◆ WHAT YOU WILL DO: Reproduce the data in its entirety, exactly as supplied.

◆ Collection entries:
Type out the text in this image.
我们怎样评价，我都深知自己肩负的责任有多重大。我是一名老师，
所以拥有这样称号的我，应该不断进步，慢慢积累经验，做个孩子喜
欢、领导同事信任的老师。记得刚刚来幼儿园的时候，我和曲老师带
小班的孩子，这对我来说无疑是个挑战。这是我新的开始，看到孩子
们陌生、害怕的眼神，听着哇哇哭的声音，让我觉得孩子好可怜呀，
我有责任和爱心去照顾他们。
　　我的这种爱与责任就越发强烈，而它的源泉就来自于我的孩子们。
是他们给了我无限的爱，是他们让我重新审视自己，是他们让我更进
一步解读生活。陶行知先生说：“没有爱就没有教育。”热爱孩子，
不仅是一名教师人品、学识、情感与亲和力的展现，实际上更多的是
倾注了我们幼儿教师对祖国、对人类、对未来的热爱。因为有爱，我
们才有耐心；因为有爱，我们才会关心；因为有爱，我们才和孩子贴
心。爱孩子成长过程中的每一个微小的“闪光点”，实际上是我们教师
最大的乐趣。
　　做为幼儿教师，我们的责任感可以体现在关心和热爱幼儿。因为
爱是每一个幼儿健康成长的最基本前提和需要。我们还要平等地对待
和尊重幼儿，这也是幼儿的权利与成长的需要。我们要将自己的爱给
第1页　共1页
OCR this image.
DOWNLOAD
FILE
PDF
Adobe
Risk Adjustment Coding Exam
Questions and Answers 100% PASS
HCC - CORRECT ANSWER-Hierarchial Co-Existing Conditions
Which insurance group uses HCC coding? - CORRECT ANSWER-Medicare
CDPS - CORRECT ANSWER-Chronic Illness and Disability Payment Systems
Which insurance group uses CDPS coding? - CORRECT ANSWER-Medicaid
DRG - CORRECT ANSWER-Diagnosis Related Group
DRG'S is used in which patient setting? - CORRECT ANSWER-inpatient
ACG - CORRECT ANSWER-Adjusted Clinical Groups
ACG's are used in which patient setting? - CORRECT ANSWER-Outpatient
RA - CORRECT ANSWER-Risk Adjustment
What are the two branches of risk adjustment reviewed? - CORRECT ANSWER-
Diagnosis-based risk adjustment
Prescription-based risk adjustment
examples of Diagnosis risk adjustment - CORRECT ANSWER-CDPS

◆ REPLY:
Type out the text in this image.
我们怎样评价，我都深知自己肩负的责任有多重大。我是一名老师，
所以拥有这样称号的我，应该不断进步，慢慢积累经验，做个孩子喜
欢、领导同事信任的老师。记得刚刚来幼儿园的时候，我和曲老师带
小班的孩子，这对我来说无疑是个挑战。这是我新的开始，看到孩子
们陌生、害怕的眼神，听着哇哇哭的声音，让我觉得孩子好可怜呀，
我有责任和爱心去照顾他们。
　　我的这种爱与责任就越发强烈，而它的源泉就来自于我的孩子们。
是他们给了我无限的爱，是他们让我重新审视自己，是他们让我更进
一步解读生活。陶行知先生说：“没有爱就没有教育。”热爱孩子，
不仅是一名教师人品、学识、情感与亲和力的展现，实际上更多的是
倾注了我们幼儿教师对祖国、对人类、对未来的热爱。因为有爱，我
们才有耐心；因为有爱，我们才会关心；因为有爱，我们才和孩子贴
心。爱孩子成长过程中的每一个微小的“闪光点”，实际上是我们教师
最大的乐趣。
　　做为幼儿教师，我们的责任感可以体现在关心和热爱幼儿。因为
爱是每一个幼儿健康成长的最基本前提和需要。我们还要平等地对待
和尊重幼儿，这也是幼儿的权利与成长的需要。我们要将自己的爱给
第1页　共1页
OCR this image.
DOWNLOAD
FILE
PDF
Adobe
Risk Adjustment Coding Exam
Questions and Answers 100% PASS
HCC - CORRECT ANSWER-Hierarchial Co-Existing Conditions
Which insurance group uses HCC coding? - CORRECT ANSWER-Medicare
CDPS - CORRECT ANSWER-Chronic Illness and Disability Payment Systems
Which insurance group uses CDPS coding? - CORRECT ANSWER-Medicaid
DRG - CORRECT ANSWER-Diagnosis Related Group
DRG'S is used in which patient setting? - CORRECT ANSWER-inpatient
ACG - CORRECT ANSWER-Adjusted Clinical Groups
ACG's are used in which patient setting? - CORRECT ANSWER-Outpatient
RA - CORRECT ANSWER-Risk Adjustment
What are the two branches of risk adjustment reviewed? - CORRECT ANSWER-
Diagnosis-based risk adjustment
Prescription-based risk adjustment
examples of Diagnosis risk adjustment - CORRECT ANSWER-CDPS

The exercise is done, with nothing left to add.